Input for this task
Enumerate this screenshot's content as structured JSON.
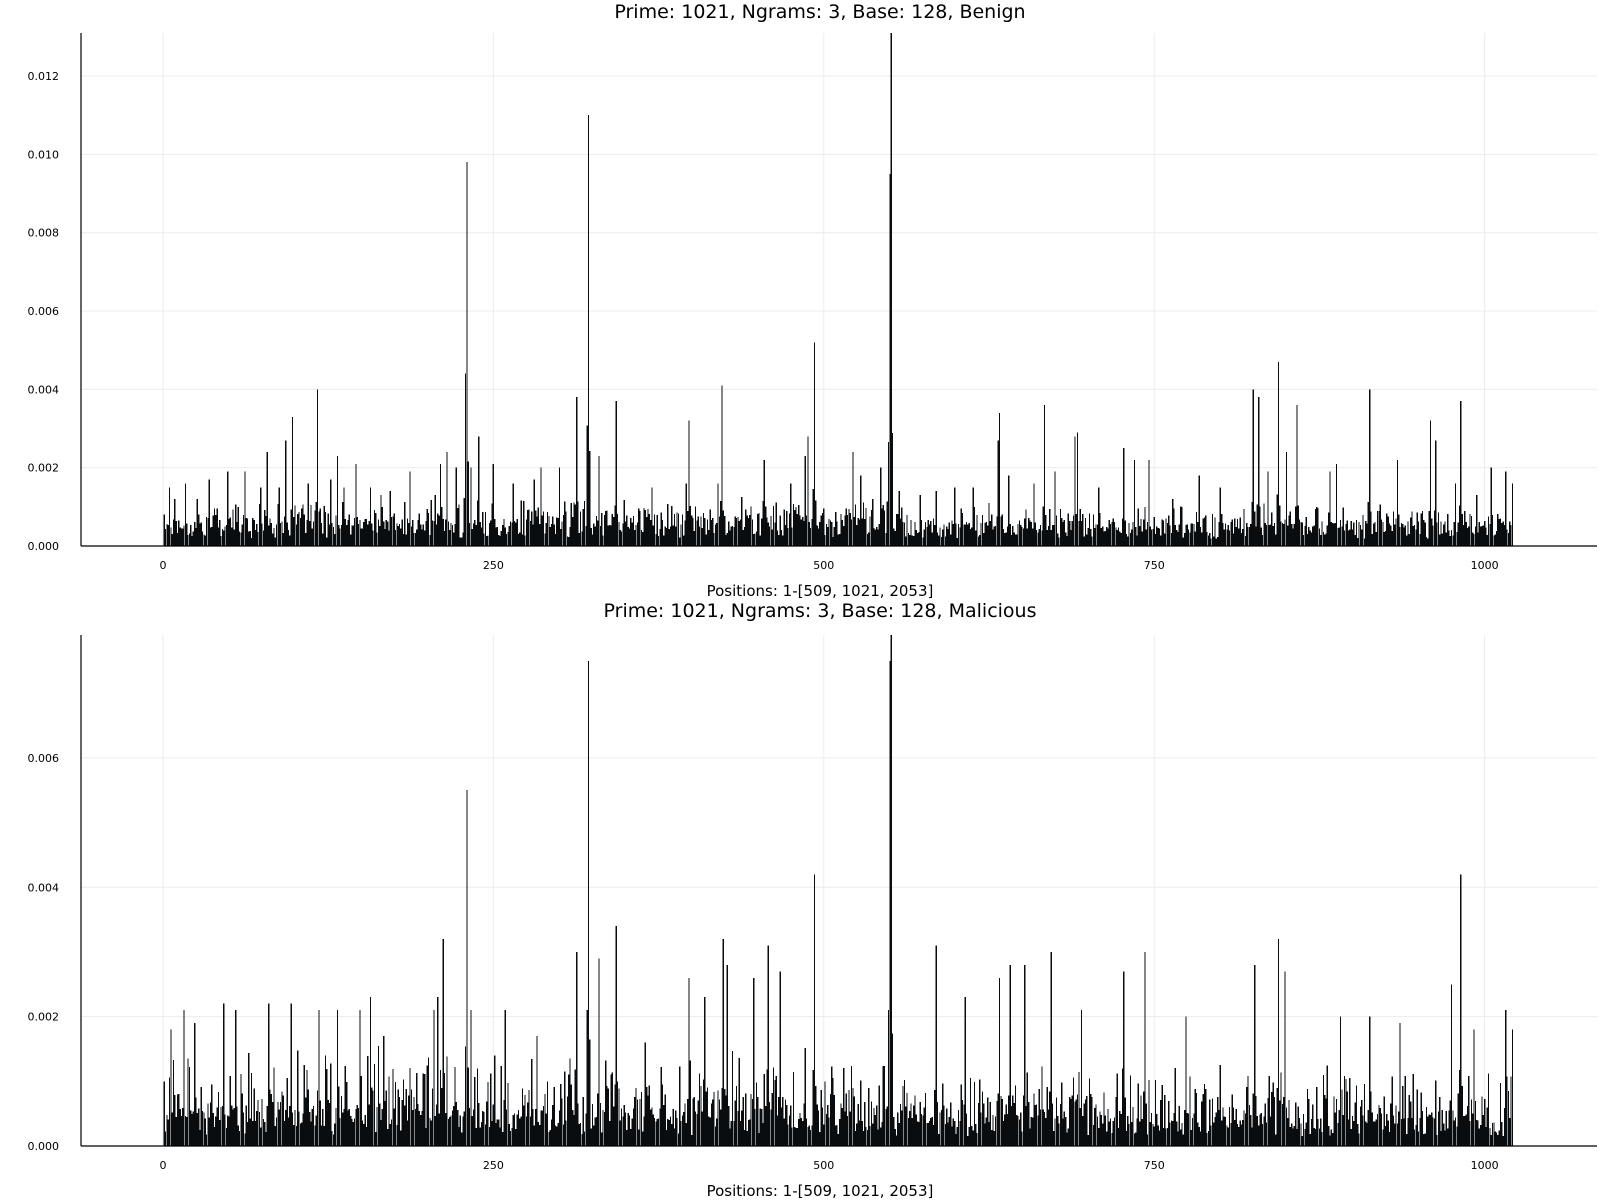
{
  "chart_data": [
    {
      "type": "bar",
      "title": "Prime: 1021, Ngrams: 3, Base: 128, Benign",
      "xlabel": "Positions: 1-[509, 1021, 2053]",
      "ylabel": "",
      "xlim": [
        -62,
        1085
      ],
      "ylim": [
        0,
        0.0131
      ],
      "xticks": [
        0,
        250,
        500,
        750,
        1000
      ],
      "xtick_labels": [
        "0",
        "250",
        "500",
        "750",
        "1000"
      ],
      "yticks": [
        0,
        0.002,
        0.004,
        0.006,
        0.008,
        0.01,
        0.012
      ],
      "ytick_labels": [
        "0.000",
        "0.002",
        "0.004",
        "0.006",
        "0.008",
        "0.010",
        "0.012"
      ],
      "grid": true,
      "legend": "none",
      "bar_color": "#0a0d10",
      "n_positions": 1021,
      "peaks": [
        [
          1,
          0.0008
        ],
        [
          5,
          0.0015
        ],
        [
          9,
          0.0012
        ],
        [
          17,
          0.0016
        ],
        [
          26,
          0.0012
        ],
        [
          35,
          0.0017
        ],
        [
          49,
          0.0019
        ],
        [
          62,
          0.0019
        ],
        [
          74,
          0.0015
        ],
        [
          79,
          0.0024
        ],
        [
          88,
          0.0015
        ],
        [
          93,
          0.0027
        ],
        [
          98,
          0.0033
        ],
        [
          110,
          0.0016
        ],
        [
          117,
          0.004
        ],
        [
          127,
          0.0017
        ],
        [
          132,
          0.0023
        ],
        [
          137,
          0.0015
        ],
        [
          146,
          0.0021
        ],
        [
          157,
          0.0015
        ],
        [
          165,
          0.0013
        ],
        [
          172,
          0.0014
        ],
        [
          187,
          0.0019
        ],
        [
          206,
          0.0013
        ],
        [
          210,
          0.0021
        ],
        [
          215,
          0.0024
        ],
        [
          222,
          0.002
        ],
        [
          229,
          0.0044
        ],
        [
          230,
          0.0098
        ],
        [
          233,
          0.002
        ],
        [
          239,
          0.0028
        ],
        [
          250,
          0.0021
        ],
        [
          265,
          0.0016
        ],
        [
          281,
          0.0017
        ],
        [
          286,
          0.002
        ],
        [
          300,
          0.002
        ],
        [
          313,
          0.0038
        ],
        [
          322,
          0.011
        ],
        [
          330,
          0.0023
        ],
        [
          343,
          0.0037
        ],
        [
          370,
          0.0015
        ],
        [
          396,
          0.0016
        ],
        [
          398,
          0.0032
        ],
        [
          420,
          0.0016
        ],
        [
          423,
          0.0041
        ],
        [
          455,
          0.0022
        ],
        [
          475,
          0.0016
        ],
        [
          486,
          0.0023
        ],
        [
          488,
          0.0028
        ],
        [
          493,
          0.0052
        ],
        [
          522,
          0.0024
        ],
        [
          528,
          0.0018
        ],
        [
          543,
          0.002
        ],
        [
          550,
          0.0095
        ],
        [
          551,
          0.0131
        ],
        [
          557,
          0.0014
        ],
        [
          573,
          0.0013
        ],
        [
          585,
          0.0014
        ],
        [
          599,
          0.0015
        ],
        [
          613,
          0.0015
        ],
        [
          625,
          0.0011
        ],
        [
          632,
          0.0027
        ],
        [
          633,
          0.0034
        ],
        [
          640,
          0.0018
        ],
        [
          659,
          0.0016
        ],
        [
          667,
          0.0036
        ],
        [
          675,
          0.0019
        ],
        [
          690,
          0.0028
        ],
        [
          692,
          0.0029
        ],
        [
          708,
          0.0015
        ],
        [
          727,
          0.0025
        ],
        [
          735,
          0.0022
        ],
        [
          746,
          0.0022
        ],
        [
          764,
          0.0012
        ],
        [
          771,
          0.001
        ],
        [
          784,
          0.0018
        ],
        [
          800,
          0.0015
        ],
        [
          825,
          0.004
        ],
        [
          829,
          0.0038
        ],
        [
          836,
          0.0019
        ],
        [
          844,
          0.0047
        ],
        [
          850,
          0.0024
        ],
        [
          858,
          0.0036
        ],
        [
          883,
          0.0019
        ],
        [
          888,
          0.0021
        ],
        [
          913,
          0.004
        ],
        [
          934,
          0.0022
        ],
        [
          959,
          0.0032
        ],
        [
          963,
          0.0027
        ],
        [
          978,
          0.0016
        ],
        [
          982,
          0.0037
        ],
        [
          994,
          0.0013
        ],
        [
          1005,
          0.002
        ],
        [
          1016,
          0.0019
        ],
        [
          1021,
          0.0016
        ]
      ],
      "noise": {
        "base": 0.00055,
        "amp": 0.0006,
        "seed": 17,
        "regions": [
          [
            0,
            290,
            1.0
          ],
          [
            290,
            560,
            1.1
          ],
          [
            560,
            1021,
            0.9
          ]
        ]
      }
    },
    {
      "type": "bar",
      "title": "Prime: 1021, Ngrams: 3, Base: 128, Malicious",
      "xlabel": "Positions: 1-[509, 1021, 2053]",
      "ylabel": "",
      "xlim": [
        -62,
        1085
      ],
      "ylim": [
        0,
        0.0079
      ],
      "xticks": [
        0,
        250,
        500,
        750,
        1000
      ],
      "xtick_labels": [
        "0",
        "250",
        "500",
        "750",
        "1000"
      ],
      "yticks": [
        0,
        0.002,
        0.004,
        0.006
      ],
      "ytick_labels": [
        "0.000",
        "0.002",
        "0.004",
        "0.006"
      ],
      "grid": true,
      "legend": "none",
      "bar_color": "#0a0d10",
      "n_positions": 1021,
      "peaks": [
        [
          1,
          0.001
        ],
        [
          6,
          0.0018
        ],
        [
          16,
          0.0021
        ],
        [
          24,
          0.0019
        ],
        [
          46,
          0.0022
        ],
        [
          55,
          0.0021
        ],
        [
          80,
          0.0022
        ],
        [
          97,
          0.0022
        ],
        [
          118,
          0.0021
        ],
        [
          132,
          0.0021
        ],
        [
          149,
          0.0021
        ],
        [
          157,
          0.0023
        ],
        [
          167,
          0.0017
        ],
        [
          205,
          0.0021
        ],
        [
          208,
          0.0023
        ],
        [
          212,
          0.0032
        ],
        [
          230,
          0.0055
        ],
        [
          233,
          0.0021
        ],
        [
          259,
          0.0021
        ],
        [
          283,
          0.0017
        ],
        [
          313,
          0.003
        ],
        [
          322,
          0.0075
        ],
        [
          330,
          0.0029
        ],
        [
          343,
          0.0034
        ],
        [
          365,
          0.0016
        ],
        [
          398,
          0.0026
        ],
        [
          410,
          0.0023
        ],
        [
          424,
          0.0032
        ],
        [
          427,
          0.0028
        ],
        [
          447,
          0.0026
        ],
        [
          458,
          0.0031
        ],
        [
          467,
          0.0027
        ],
        [
          493,
          0.0042
        ],
        [
          550,
          0.0075
        ],
        [
          551,
          0.0079
        ],
        [
          585,
          0.0031
        ],
        [
          607,
          0.0023
        ],
        [
          633,
          0.0026
        ],
        [
          641,
          0.0028
        ],
        [
          652,
          0.0028
        ],
        [
          672,
          0.003
        ],
        [
          695,
          0.0021
        ],
        [
          727,
          0.0027
        ],
        [
          743,
          0.003
        ],
        [
          774,
          0.002
        ],
        [
          826,
          0.0028
        ],
        [
          844,
          0.0032
        ],
        [
          849,
          0.0027
        ],
        [
          891,
          0.002
        ],
        [
          913,
          0.002
        ],
        [
          936,
          0.0019
        ],
        [
          975,
          0.0025
        ],
        [
          982,
          0.0042
        ],
        [
          992,
          0.0018
        ],
        [
          1016,
          0.0021
        ],
        [
          1021,
          0.0018
        ]
      ],
      "noise": {
        "base": 0.0004,
        "amp": 0.00085,
        "seed": 91,
        "regions": [
          [
            0,
            200,
            1.2
          ],
          [
            200,
            560,
            1.15
          ],
          [
            560,
            1021,
            1.0
          ]
        ]
      }
    }
  ]
}
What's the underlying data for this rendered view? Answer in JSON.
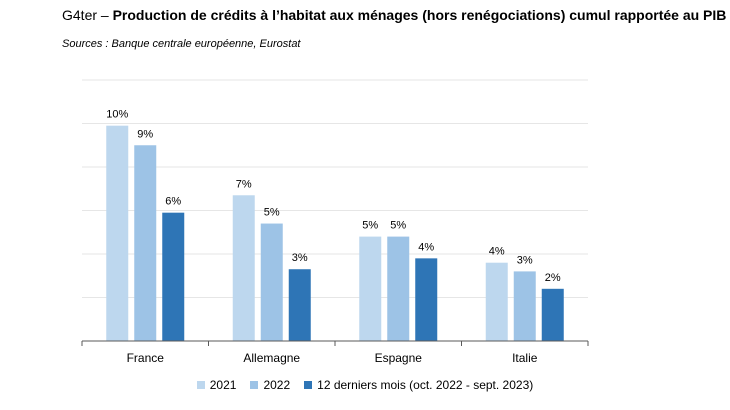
{
  "header": {
    "code": "G4ter",
    "dash": " – ",
    "title": "Production de crédits à l’habitat aux ménages (hors renégociations) cumul rapportée au PIB",
    "sources": "Sources : Banque centrale européenne, Eurostat"
  },
  "chart_data": {
    "type": "bar",
    "categories": [
      "France",
      "Allemagne",
      "Espagne",
      "Italie"
    ],
    "series": [
      {
        "name": "2021",
        "values": [
          9.9,
          6.7,
          4.8,
          3.6
        ],
        "labels": [
          "10%",
          "7%",
          "5%",
          "4%"
        ],
        "color": "#bdd7ee"
      },
      {
        "name": "2022",
        "values": [
          9.0,
          5.4,
          4.8,
          3.2
        ],
        "labels": [
          "9%",
          "5%",
          "5%",
          "3%"
        ],
        "color": "#9dc3e6"
      },
      {
        "name": "12 derniers mois (oct. 2022 - sept. 2023)",
        "values": [
          5.9,
          3.3,
          3.8,
          2.4
        ],
        "labels": [
          "6%",
          "3%",
          "4%",
          "2%"
        ],
        "color": "#2e75b6"
      }
    ],
    "ylim": [
      0,
      12
    ],
    "grid": true,
    "legend_position": "bottom"
  }
}
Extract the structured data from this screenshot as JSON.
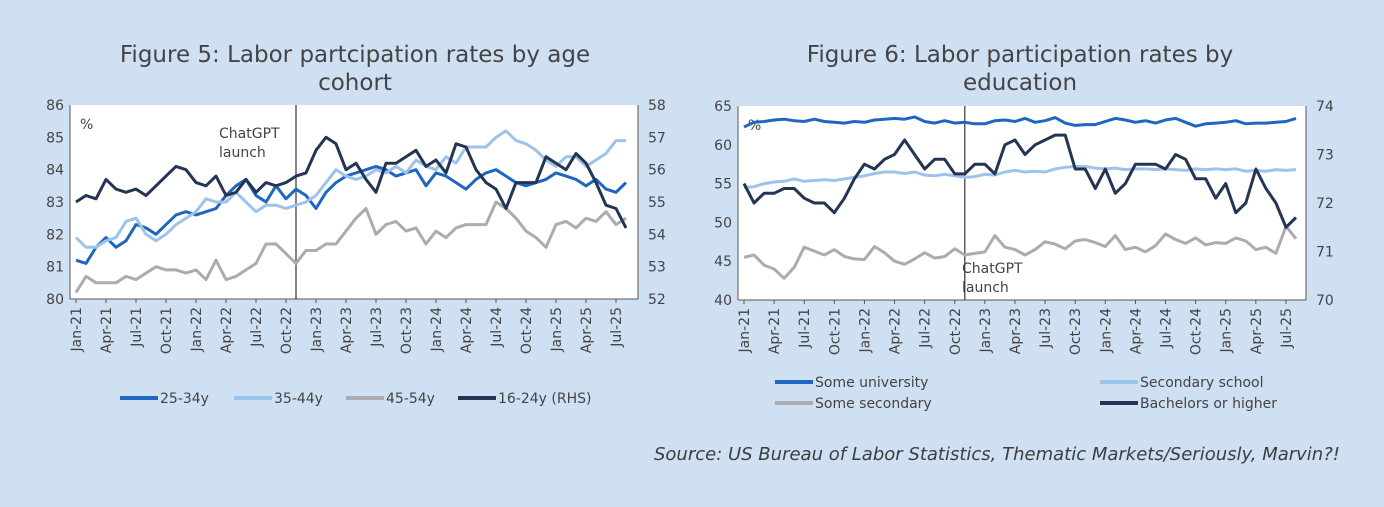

Task details
Check each line above for the string "JSON", then copy the ones that have it.

Answer to the problem
Enumerate this screenshot's content as structured JSON.
What's the underlying data for this rendered view? Answer in JSON.
Extract the structured data from this screenshot as JSON.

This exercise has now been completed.